--- Information given ---
==================================================
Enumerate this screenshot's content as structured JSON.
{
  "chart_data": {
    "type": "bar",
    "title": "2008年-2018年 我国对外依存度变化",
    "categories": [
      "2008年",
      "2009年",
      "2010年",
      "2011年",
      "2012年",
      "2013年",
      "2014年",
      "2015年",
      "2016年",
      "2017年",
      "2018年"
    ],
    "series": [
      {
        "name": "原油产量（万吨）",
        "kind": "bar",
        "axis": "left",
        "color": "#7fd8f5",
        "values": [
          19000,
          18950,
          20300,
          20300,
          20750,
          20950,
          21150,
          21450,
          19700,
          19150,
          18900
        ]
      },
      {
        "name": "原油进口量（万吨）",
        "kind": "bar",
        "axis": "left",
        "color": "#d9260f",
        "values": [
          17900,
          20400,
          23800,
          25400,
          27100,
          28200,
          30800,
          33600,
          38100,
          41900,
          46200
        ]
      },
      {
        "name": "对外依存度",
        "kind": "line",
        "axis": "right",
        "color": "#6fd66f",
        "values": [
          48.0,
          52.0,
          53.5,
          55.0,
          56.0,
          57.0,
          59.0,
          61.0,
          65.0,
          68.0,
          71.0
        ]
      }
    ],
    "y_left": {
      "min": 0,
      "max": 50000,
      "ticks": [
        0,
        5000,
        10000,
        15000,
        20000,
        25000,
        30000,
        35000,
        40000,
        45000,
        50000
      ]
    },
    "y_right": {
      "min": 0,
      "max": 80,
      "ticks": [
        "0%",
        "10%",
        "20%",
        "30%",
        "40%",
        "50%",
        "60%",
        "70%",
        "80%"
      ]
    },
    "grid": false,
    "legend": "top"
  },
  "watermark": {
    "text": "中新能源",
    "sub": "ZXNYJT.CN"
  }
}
==================================================
--- Problem statement ---
Reproduce each line of the entries in which the word "color" is found.

--- Reply to the exercise ---
        "color": "#7fd8f5",
        "color": "#d9260f",
        "color": "#6fd66f",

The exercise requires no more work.